- _Your goal_:
Answer these questions about the blog excerpt below.
1. What mood is listed for the entry titled "The belly button."?
2. What age does the writer give in the entry titled "Heading down the only road out of town."?
3. How often does the writer say the 1k cheques arrive?

- _Document segment_:

[Start]

Kenny vs. Spenny made me do it. [05 Jan 2007|11:15pm]
[ mood | calm ]

So, we (me and lauren p.) are watching the first season of Kenny Vs. Spenny that I so thoughtfully bought for her.

In the middle of the episode where Spencer has to fight kenny's sister, she (lauren p.) all of the sudden says: "Hey!" and then she paused "press pause on the dvd player, I have to go shave my pubic hair!"

And so, since I thought it was ludicrous that it was an immediate problem, have decided to blog about it.

Enjoy.

~John

johninate?

R.I.P. MCAWESOMEBOT (2003-06) [23 Oct 2006|10:17pm]
She was my first, and will always be my favourite, but this time she was too old and they just don't make them like her anymore.

They stopped making her chipset, and for what I was going to inevitably going to pay with time and running about, I just typed where I got her from in the first place and ordered up a new brain, body and outer skin. Her memories and her soul live on, but in the shell of another. MCAWESOMEBOT mk. II.

Here's to trial and error.

~John
johninate?

Oh yeah, this too. [19 Oct 2006|03:59am]
[ mood | sleepy ]

Honestly, I'm not sure sexy ever went away, but I'm pretty sure that even if it did, Justin Timberlake probably wouldn't be the one to bring it back. That just doesn't seem likely.

For lame internet parody videos, this one is pretty good.

~John

johninate?

Heading down the only road out of town. [18 Oct 2006|10:55pm]
[ mood | satisfied ]

Thinking about....

Well, to be honest with you, I'm thinking about all things pretty much all the time now. At work, at play, and especially when I'm traveling anywhere by myself. The rest of time I'm talking, either small talk or meaningful conversation. I'm trying to balance the sarcasm with the serious, but it seems like too much of either at any time. See what I mean?

Lauren's been looking more and more (over the long term of course, momentary glimpses and observations are useless for making accurate postulations) like a future Mrs. Ex *My First and Last Name Here* all the time. Sometimes it's all I see.

Christ, I'm 23 now. Never thought that this would look like this. I'm better off now than I've been in fucking years.

At present, I'm wondering who I'm writing to. I'm wondering who out there still wonders what happened to that guy who used to hang out all the time. I ask that question a lot because I can never think of a particularly satisfactory answer.

Don't get me wrong, I still think that I'm madness-inducing-ly funny, just not when I'm ruminating. Check the archives, they're all like this.

I guess the world keeps getting worse and better, depending on whether you're looking at the ground in front of you or the world as a whole. I'm not sure which one applies to which.

In other news, I'm getting pretty good at this.

~John

8 johninations | johninate?

The belly button. [11 Oct 2006|12:28pm]
[ mood | weird ]

The human body's lint trap?

~john

2 johninations | johninate?

Finally, someone let me out of my cage. [09 Oct 2006|06:09am]
[ mood | tired ]

Oh jeez, it's been forever and even still I don't have much to write.

What am I up to? Everything and nothing it seems. Keeping a notebook for doodling at work causes me to ask broad, philosophical questions as I'm plowing through my float of leads in a day.

The job is treating me real well, no cause for complaints as I continue to bring in 1k cheques every 2 weeks.

[End]

- _Raw data_:
[Start]

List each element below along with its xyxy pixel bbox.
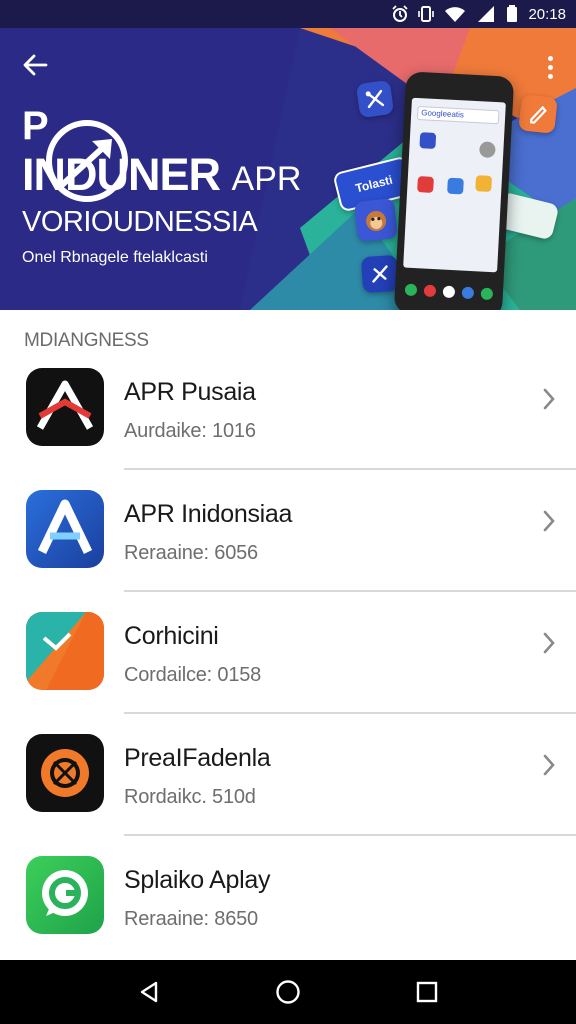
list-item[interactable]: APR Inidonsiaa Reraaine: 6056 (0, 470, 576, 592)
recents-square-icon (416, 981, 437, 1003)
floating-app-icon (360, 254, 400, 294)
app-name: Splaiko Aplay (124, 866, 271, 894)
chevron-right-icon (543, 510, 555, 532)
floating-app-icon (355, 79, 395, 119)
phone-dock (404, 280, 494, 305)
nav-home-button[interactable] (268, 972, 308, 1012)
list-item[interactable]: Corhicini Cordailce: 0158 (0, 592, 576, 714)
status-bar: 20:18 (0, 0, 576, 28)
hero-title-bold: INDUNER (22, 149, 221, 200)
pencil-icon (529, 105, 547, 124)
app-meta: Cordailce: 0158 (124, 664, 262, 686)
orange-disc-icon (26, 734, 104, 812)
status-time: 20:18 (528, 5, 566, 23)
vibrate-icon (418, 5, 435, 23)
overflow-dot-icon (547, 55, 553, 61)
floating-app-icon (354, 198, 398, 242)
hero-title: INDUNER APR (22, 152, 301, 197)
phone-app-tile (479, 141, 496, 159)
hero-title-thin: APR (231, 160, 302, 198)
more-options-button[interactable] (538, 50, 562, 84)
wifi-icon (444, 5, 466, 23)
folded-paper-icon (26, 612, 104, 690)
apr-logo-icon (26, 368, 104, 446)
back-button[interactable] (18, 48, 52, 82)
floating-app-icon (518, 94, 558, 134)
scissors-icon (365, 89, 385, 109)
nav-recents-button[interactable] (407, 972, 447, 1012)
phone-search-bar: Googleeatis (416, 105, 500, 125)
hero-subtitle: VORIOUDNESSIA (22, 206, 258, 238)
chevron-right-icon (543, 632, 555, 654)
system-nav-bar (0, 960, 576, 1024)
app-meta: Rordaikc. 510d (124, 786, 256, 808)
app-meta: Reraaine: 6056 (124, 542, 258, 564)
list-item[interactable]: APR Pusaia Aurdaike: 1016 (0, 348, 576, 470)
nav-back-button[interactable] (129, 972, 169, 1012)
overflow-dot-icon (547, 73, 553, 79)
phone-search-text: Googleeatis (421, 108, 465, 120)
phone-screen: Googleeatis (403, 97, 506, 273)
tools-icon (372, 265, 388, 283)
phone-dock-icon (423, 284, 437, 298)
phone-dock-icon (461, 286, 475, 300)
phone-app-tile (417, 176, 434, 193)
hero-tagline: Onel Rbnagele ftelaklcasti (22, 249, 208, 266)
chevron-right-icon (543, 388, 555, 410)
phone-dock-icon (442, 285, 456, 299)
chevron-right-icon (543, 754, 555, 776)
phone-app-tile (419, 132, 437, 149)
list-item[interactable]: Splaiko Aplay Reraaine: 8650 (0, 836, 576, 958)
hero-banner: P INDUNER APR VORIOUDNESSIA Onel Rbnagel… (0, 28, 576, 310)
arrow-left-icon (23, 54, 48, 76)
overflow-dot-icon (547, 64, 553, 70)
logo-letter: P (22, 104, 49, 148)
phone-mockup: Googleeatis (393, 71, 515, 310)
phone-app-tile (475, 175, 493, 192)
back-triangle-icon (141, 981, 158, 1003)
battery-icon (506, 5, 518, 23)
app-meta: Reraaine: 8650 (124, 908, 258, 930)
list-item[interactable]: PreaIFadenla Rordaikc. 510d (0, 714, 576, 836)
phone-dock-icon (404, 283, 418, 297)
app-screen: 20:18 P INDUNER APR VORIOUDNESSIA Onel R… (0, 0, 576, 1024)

[End]

- _Reply_:
1. Weird.
2. 23.
3. Every 2 weeks.